**EXERCISE:** Select, from the material below, each line with "численности" in it.

**TASK INPUT:**
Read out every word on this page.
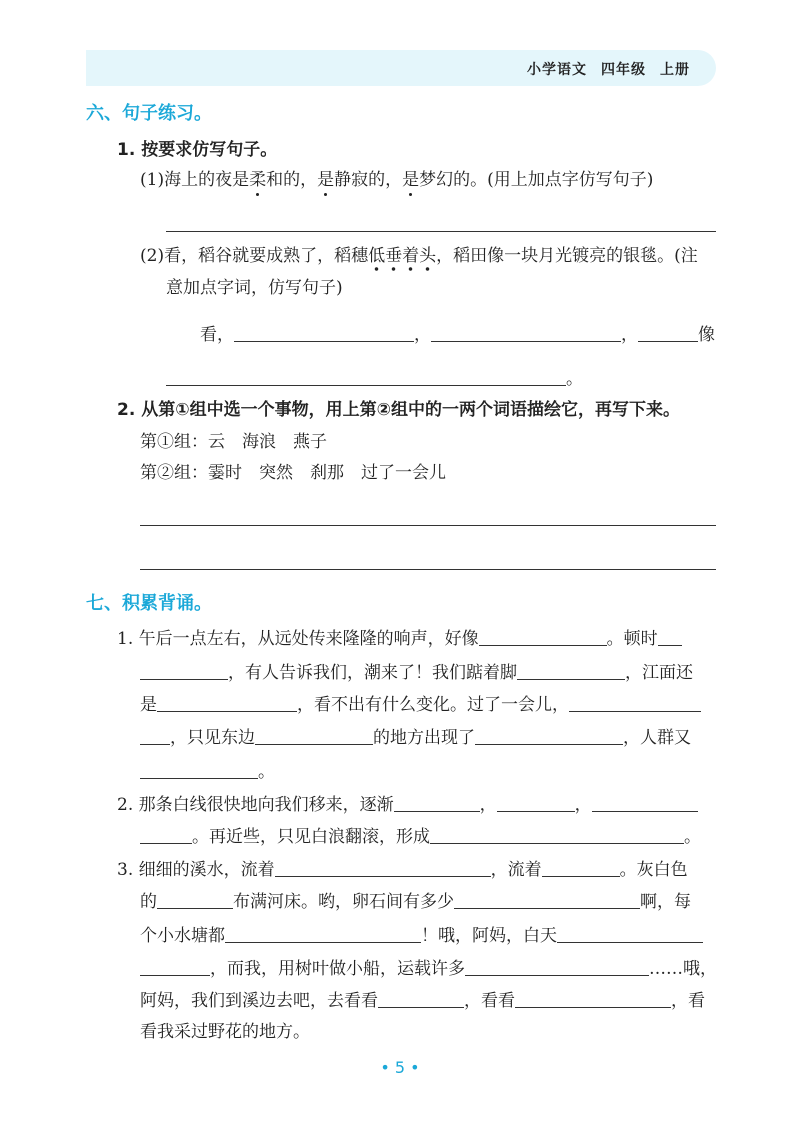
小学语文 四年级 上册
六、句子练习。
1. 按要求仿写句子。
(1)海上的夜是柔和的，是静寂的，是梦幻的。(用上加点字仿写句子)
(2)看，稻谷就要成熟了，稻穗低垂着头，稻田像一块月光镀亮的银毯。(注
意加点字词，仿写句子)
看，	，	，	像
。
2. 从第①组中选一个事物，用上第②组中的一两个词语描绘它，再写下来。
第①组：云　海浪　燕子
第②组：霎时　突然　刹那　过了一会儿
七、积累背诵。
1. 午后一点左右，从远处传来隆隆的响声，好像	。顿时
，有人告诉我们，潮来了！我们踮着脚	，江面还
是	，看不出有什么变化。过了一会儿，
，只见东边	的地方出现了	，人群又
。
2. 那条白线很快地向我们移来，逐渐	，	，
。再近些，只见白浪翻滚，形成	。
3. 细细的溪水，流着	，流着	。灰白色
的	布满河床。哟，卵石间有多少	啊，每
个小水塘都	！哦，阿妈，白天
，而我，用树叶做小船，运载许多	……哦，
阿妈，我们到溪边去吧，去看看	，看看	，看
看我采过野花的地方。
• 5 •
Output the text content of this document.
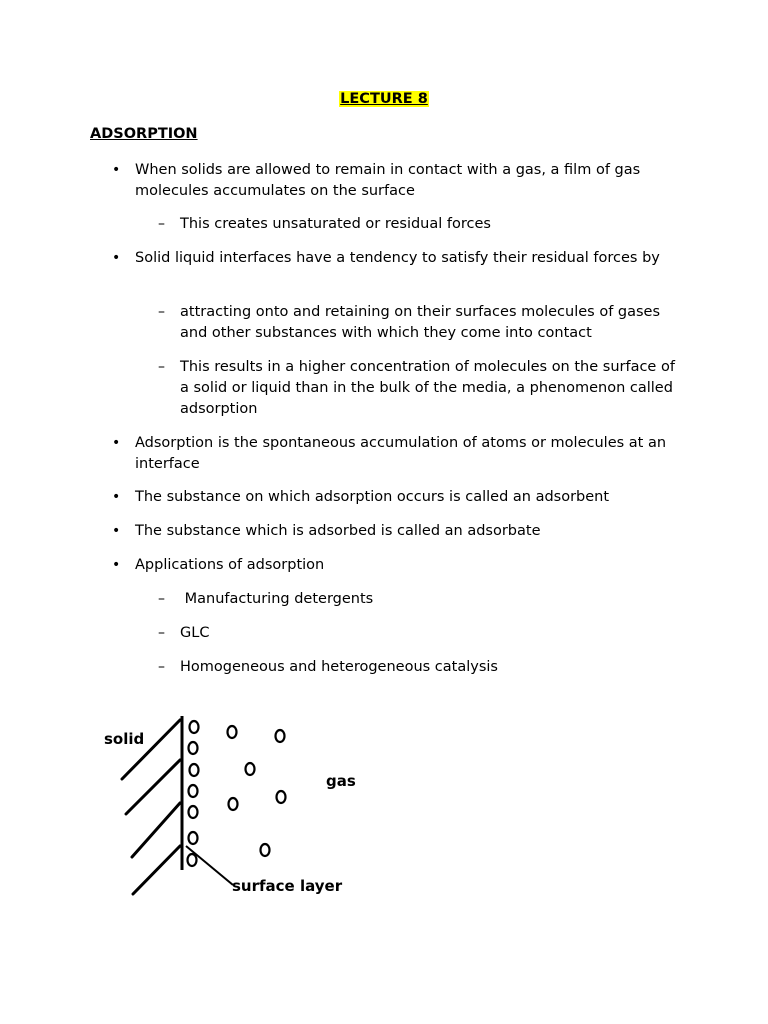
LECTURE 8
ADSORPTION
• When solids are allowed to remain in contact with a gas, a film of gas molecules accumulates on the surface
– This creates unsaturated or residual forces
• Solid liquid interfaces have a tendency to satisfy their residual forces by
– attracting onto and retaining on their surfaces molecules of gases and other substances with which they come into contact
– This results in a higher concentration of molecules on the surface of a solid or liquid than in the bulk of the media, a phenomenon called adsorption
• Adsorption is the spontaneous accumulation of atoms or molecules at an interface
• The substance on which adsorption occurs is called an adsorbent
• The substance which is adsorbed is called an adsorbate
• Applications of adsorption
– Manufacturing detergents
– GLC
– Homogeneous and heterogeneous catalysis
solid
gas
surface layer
---
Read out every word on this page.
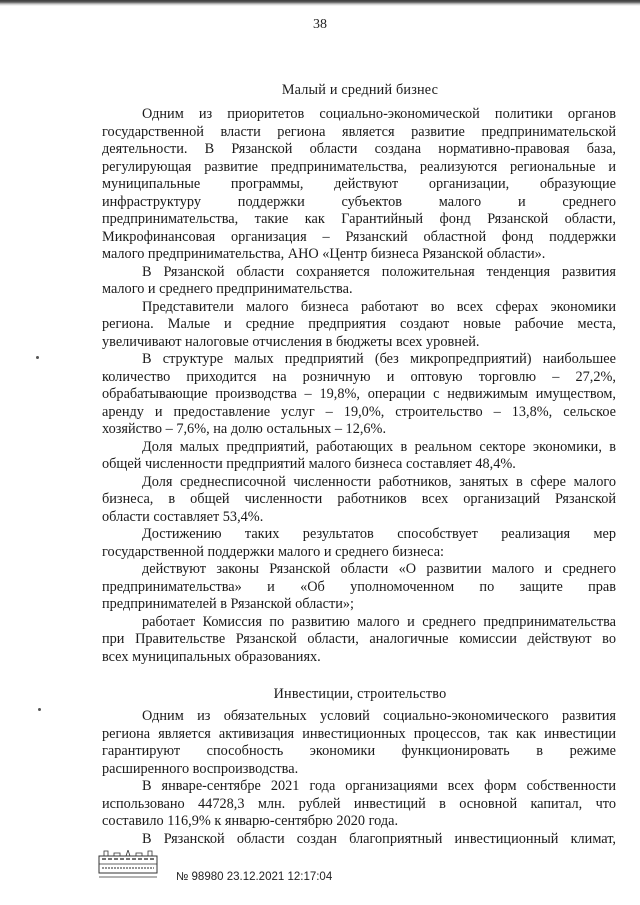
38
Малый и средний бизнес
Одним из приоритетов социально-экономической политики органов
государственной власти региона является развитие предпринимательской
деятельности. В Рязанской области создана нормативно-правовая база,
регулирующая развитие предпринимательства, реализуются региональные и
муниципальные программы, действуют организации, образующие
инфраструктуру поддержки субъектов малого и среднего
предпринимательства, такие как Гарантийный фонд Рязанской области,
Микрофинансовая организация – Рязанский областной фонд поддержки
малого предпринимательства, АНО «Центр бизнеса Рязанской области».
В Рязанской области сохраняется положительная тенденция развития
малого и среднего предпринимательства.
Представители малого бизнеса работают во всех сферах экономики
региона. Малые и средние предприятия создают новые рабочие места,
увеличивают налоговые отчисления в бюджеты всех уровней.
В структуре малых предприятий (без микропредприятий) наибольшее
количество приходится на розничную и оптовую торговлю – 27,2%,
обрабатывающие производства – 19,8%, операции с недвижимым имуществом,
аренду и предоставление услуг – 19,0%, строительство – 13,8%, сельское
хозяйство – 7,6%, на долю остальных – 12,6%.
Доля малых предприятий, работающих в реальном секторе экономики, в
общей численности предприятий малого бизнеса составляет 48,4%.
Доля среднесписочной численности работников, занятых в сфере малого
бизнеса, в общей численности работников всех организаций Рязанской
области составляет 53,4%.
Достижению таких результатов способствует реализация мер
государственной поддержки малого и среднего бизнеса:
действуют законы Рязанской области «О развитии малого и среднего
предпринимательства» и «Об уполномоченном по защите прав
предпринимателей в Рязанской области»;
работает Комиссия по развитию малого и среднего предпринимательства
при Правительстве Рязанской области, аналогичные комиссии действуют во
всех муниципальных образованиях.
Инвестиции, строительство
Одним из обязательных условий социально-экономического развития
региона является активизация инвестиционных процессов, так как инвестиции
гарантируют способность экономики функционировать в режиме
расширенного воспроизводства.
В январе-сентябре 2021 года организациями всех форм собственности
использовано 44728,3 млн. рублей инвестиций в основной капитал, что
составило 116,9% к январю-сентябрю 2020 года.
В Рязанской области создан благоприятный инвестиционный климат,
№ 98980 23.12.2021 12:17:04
---
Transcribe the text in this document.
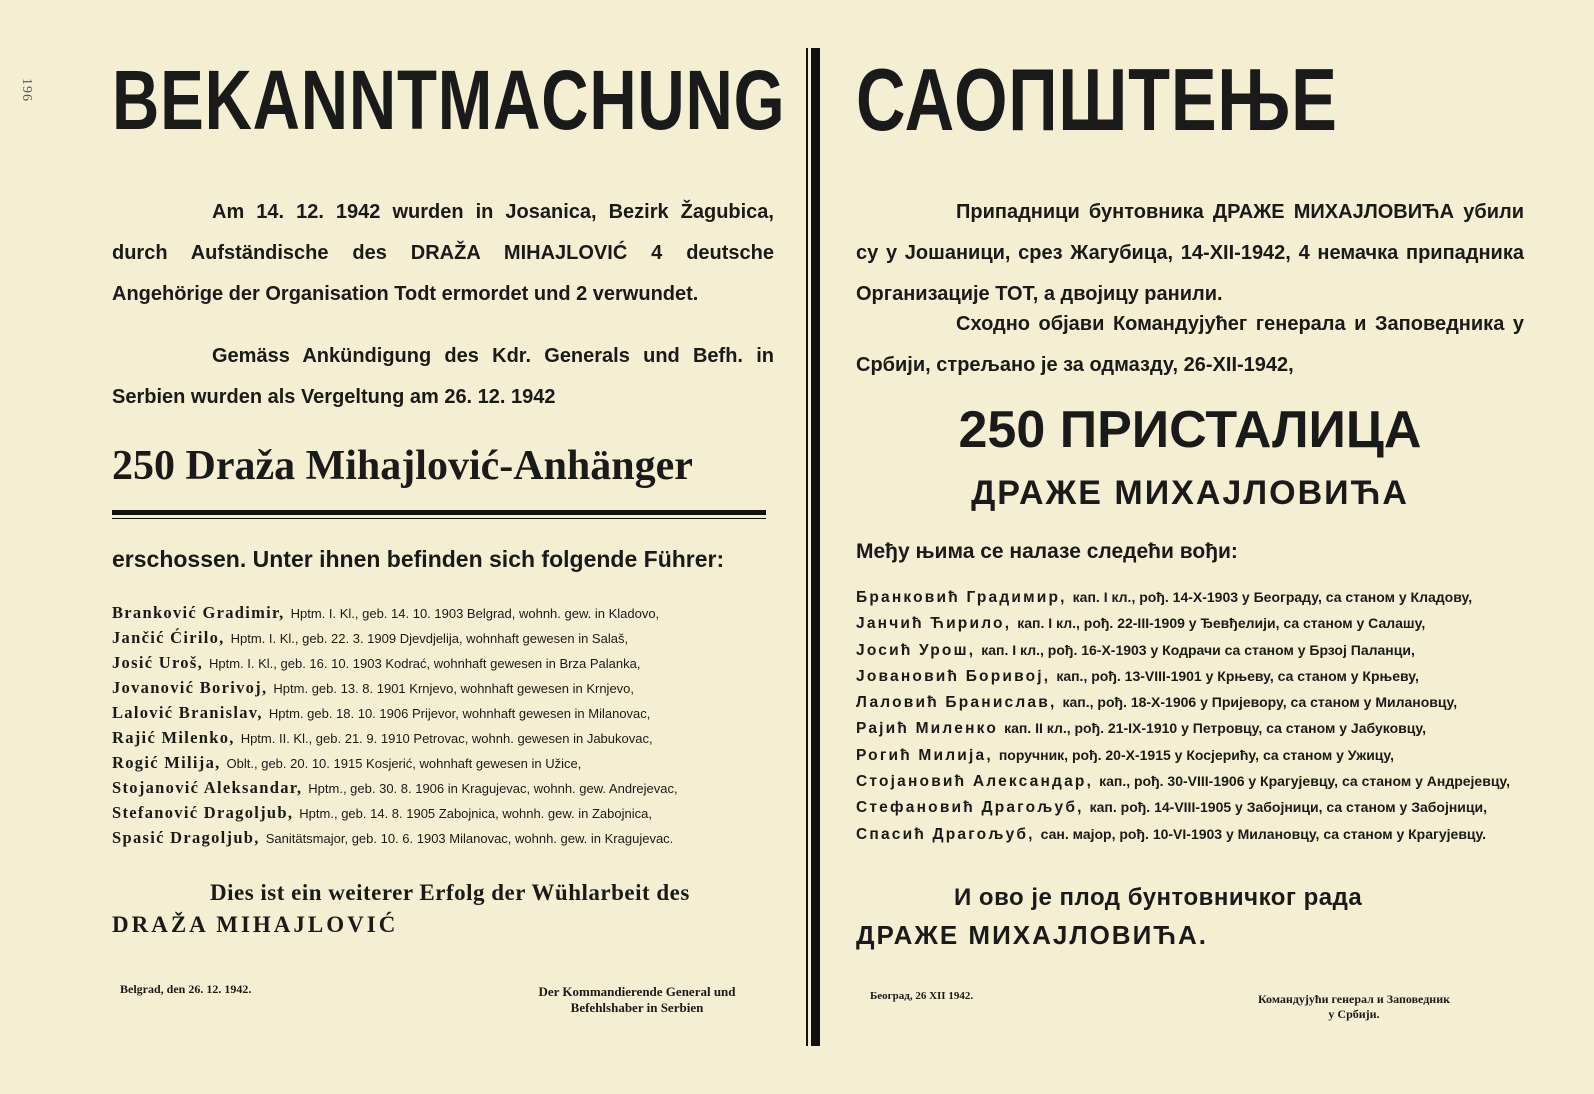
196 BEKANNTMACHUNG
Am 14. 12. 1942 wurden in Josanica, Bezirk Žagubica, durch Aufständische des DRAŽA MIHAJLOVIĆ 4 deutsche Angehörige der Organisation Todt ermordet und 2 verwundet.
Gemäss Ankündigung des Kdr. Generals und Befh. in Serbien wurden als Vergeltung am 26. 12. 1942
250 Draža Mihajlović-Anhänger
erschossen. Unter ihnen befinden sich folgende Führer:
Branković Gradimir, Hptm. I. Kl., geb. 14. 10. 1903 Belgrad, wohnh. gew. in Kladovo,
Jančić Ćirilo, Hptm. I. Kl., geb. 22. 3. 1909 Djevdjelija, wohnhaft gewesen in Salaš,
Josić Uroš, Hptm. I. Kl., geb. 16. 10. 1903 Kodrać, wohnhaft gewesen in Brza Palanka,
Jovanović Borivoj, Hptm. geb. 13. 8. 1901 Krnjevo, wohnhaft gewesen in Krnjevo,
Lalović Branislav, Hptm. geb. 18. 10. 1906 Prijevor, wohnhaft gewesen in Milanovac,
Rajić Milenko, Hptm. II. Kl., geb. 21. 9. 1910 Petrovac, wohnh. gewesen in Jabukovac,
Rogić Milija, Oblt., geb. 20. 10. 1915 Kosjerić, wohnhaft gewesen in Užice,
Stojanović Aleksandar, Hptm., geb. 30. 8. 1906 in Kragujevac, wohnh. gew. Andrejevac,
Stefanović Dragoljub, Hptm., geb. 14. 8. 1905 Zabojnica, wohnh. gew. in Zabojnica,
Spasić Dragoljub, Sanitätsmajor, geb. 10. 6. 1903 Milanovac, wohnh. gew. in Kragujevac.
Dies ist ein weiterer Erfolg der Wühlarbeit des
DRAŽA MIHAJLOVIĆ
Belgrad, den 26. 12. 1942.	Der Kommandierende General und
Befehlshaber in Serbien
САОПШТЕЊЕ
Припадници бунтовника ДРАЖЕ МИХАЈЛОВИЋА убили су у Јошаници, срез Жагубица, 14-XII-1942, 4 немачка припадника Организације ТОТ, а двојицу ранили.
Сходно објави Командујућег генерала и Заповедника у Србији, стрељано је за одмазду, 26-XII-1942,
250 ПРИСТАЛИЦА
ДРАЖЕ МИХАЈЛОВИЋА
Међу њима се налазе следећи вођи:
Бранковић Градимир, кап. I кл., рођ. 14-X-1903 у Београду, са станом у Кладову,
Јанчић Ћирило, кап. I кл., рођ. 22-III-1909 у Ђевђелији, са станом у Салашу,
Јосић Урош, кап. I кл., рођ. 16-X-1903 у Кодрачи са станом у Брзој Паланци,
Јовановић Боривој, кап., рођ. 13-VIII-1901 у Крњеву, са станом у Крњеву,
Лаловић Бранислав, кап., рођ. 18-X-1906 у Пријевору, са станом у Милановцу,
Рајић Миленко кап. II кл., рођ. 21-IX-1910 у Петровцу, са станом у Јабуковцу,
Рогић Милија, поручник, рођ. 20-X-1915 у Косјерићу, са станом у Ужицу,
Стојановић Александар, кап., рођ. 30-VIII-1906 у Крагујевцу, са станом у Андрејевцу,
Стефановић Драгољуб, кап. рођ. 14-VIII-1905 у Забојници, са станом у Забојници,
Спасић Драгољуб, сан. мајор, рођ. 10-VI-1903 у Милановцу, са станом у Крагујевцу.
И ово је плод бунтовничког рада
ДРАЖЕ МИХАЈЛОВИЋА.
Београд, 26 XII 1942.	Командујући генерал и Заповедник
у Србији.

**FULL ANSWER:**
общей численности предприятий малого бизнеса составляет 48,4%.
Доля среднесписочной численности работников, занятых в сфере малого
бизнеса, в общей численности работников всех организаций Рязанской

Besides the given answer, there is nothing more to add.